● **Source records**
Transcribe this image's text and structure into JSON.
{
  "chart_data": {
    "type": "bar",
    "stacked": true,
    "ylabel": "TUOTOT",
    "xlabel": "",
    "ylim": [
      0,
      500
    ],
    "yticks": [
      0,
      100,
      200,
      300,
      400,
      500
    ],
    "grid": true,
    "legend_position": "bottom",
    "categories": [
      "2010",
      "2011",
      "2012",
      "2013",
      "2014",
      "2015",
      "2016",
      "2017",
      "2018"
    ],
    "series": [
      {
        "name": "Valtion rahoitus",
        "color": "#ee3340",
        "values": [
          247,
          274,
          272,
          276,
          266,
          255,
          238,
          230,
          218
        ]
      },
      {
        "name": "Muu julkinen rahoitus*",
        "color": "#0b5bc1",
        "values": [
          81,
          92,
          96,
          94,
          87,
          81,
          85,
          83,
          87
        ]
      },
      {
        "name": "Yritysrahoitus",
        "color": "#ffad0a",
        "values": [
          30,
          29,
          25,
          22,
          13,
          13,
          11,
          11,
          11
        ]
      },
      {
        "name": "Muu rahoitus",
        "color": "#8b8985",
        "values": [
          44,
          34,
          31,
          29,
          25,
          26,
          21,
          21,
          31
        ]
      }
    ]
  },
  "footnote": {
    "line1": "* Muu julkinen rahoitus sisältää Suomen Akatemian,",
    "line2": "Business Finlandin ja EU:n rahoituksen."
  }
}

● **EXERCISE AIM**
Return from the data every line that holds "color".

● **PROBLEM SOLUTION**
        "color": "#ee3340",
        "color": "#0b5bc1",
        "color": "#ffad0a",
        "color": "#8b8985",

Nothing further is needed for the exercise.